### Data
>> begin

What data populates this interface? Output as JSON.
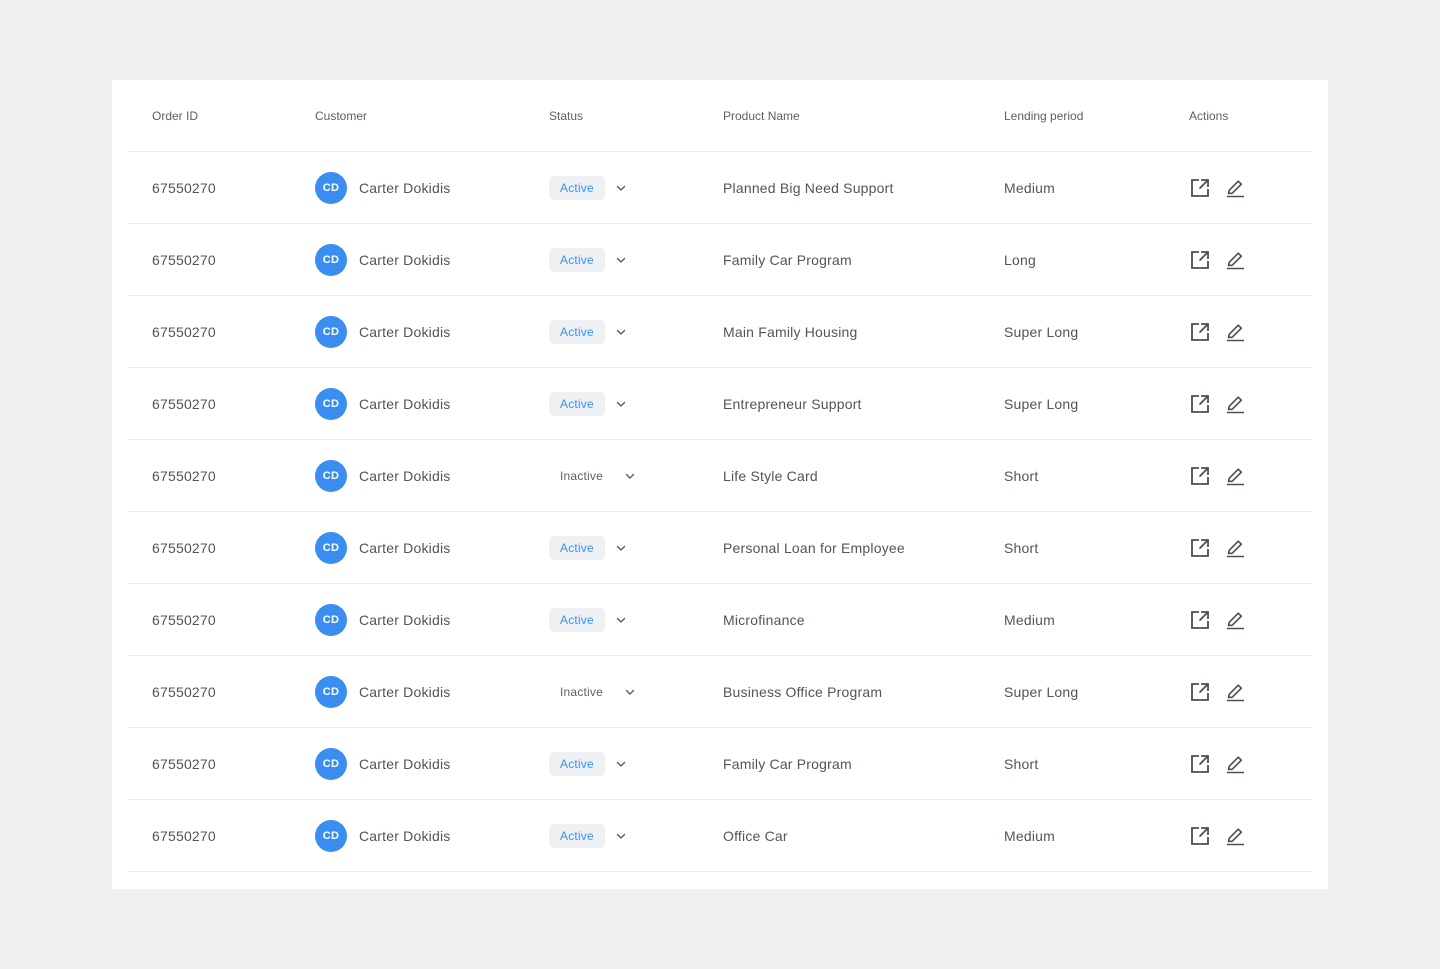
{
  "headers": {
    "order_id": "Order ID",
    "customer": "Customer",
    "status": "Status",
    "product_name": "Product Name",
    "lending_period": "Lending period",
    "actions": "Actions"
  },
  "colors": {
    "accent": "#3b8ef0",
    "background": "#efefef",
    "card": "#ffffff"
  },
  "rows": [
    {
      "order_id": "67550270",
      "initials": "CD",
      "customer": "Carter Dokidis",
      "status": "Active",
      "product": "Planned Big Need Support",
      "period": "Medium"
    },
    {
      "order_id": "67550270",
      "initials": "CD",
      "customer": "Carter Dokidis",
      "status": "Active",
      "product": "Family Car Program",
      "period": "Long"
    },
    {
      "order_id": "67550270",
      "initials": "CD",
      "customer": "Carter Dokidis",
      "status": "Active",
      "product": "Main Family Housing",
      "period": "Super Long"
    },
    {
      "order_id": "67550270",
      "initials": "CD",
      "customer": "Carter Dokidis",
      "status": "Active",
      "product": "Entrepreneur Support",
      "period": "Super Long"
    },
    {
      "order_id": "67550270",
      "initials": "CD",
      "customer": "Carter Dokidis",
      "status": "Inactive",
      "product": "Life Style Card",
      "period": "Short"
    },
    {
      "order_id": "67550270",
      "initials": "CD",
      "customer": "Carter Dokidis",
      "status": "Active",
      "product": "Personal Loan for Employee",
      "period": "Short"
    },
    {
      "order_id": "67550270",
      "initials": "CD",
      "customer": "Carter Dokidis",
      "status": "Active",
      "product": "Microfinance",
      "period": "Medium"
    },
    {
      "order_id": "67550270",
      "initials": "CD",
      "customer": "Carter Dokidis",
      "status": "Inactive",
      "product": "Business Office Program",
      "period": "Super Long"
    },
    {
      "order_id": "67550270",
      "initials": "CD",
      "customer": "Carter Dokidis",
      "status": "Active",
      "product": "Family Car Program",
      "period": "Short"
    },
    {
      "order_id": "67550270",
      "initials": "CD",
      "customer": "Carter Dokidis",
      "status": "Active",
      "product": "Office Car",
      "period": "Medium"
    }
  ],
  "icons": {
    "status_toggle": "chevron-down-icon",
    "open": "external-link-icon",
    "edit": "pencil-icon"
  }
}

>> end

### What to work on
Transcribe the preceding listing in its entirety and with exact wording, leaving out pictures.

### Finished exercise
What data populates this interface? Output as JSON.
{
  "headers": {
    "order_id": "Order ID",
    "customer": "Customer",
    "status": "Status",
    "product_name": "Product Name",
    "lending_period": "Lending period",
    "actions": "Actions"
  },
  "colors": {
    "accent": "#3b8ef0",
    "background": "#efefef",
    "card": "#ffffff"
  },
  "rows": [
    {
      "order_id": "67550270",
      "initials": "CD",
      "customer": "Carter Dokidis",
      "status": "Active",
      "product": "Planned Big Need Support",
      "period": "Medium"
    },
    {
      "order_id": "67550270",
      "initials": "CD",
      "customer": "Carter Dokidis",
      "status": "Active",
      "product": "Family Car Program",
      "period": "Long"
    },
    {
      "order_id": "67550270",
      "initials": "CD",
      "customer": "Carter Dokidis",
      "status": "Active",
      "product": "Main Family Housing",
      "period": "Super Long"
    },
    {
      "order_id": "67550270",
      "initials": "CD",
      "customer": "Carter Dokidis",
      "status": "Active",
      "product": "Entrepreneur Support",
      "period": "Super Long"
    },
    {
      "order_id": "67550270",
      "initials": "CD",
      "customer": "Carter Dokidis",
      "status": "Inactive",
      "product": "Life Style Card",
      "period": "Short"
    },
    {
      "order_id": "67550270",
      "initials": "CD",
      "customer": "Carter Dokidis",
      "status": "Active",
      "product": "Personal Loan for Employee",
      "period": "Short"
    },
    {
      "order_id": "67550270",
      "initials": "CD",
      "customer": "Carter Dokidis",
      "status": "Active",
      "product": "Microfinance",
      "period": "Medium"
    },
    {
      "order_id": "67550270",
      "initials": "CD",
      "customer": "Carter Dokidis",
      "status": "Inactive",
      "product": "Business Office Program",
      "period": "Super Long"
    },
    {
      "order_id": "67550270",
      "initials": "CD",
      "customer": "Carter Dokidis",
      "status": "Active",
      "product": "Family Car Program",
      "period": "Short"
    },
    {
      "order_id": "67550270",
      "initials": "CD",
      "customer": "Carter Dokidis",
      "status": "Active",
      "product": "Office Car",
      "period": "Medium"
    }
  ],
  "icons": {
    "status_toggle": "chevron-down-icon",
    "open": "external-link-icon",
    "edit": "pencil-icon"
  }
}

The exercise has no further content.